What this task involves -> Check each line of the records below and collect those that include the word "screenshot".

-- Start Data supplied --

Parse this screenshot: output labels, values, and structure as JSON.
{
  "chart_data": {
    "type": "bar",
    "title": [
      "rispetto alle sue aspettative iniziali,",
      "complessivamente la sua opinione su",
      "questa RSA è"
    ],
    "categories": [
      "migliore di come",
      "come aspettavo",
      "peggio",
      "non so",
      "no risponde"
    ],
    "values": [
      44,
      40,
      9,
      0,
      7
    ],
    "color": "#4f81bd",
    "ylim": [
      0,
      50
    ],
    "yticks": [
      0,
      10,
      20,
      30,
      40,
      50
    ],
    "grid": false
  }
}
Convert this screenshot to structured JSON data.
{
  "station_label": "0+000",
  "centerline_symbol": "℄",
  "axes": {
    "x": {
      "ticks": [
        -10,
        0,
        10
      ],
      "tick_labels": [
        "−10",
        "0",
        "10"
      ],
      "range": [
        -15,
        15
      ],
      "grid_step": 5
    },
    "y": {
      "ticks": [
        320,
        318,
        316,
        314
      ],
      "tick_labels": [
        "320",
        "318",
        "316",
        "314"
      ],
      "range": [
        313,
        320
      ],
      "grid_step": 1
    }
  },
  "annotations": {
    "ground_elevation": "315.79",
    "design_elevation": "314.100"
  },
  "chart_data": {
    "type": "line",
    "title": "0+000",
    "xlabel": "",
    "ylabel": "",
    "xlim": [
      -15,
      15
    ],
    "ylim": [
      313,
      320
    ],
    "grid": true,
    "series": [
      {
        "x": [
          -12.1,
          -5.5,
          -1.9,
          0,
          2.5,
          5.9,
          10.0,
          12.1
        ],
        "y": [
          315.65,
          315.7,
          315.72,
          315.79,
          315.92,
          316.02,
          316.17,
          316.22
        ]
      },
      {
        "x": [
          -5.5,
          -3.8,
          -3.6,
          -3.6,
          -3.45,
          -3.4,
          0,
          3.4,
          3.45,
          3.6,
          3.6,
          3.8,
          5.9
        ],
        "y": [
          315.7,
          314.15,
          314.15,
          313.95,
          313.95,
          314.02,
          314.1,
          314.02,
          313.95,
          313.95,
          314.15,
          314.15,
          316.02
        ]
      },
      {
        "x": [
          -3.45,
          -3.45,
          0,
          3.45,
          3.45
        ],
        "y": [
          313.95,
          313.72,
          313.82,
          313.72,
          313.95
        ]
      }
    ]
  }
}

-- End Data supplied --

Task result ->
Parse this screenshot: output labels, values, and structure as JSON.
Convert this screenshot to structured JSON data.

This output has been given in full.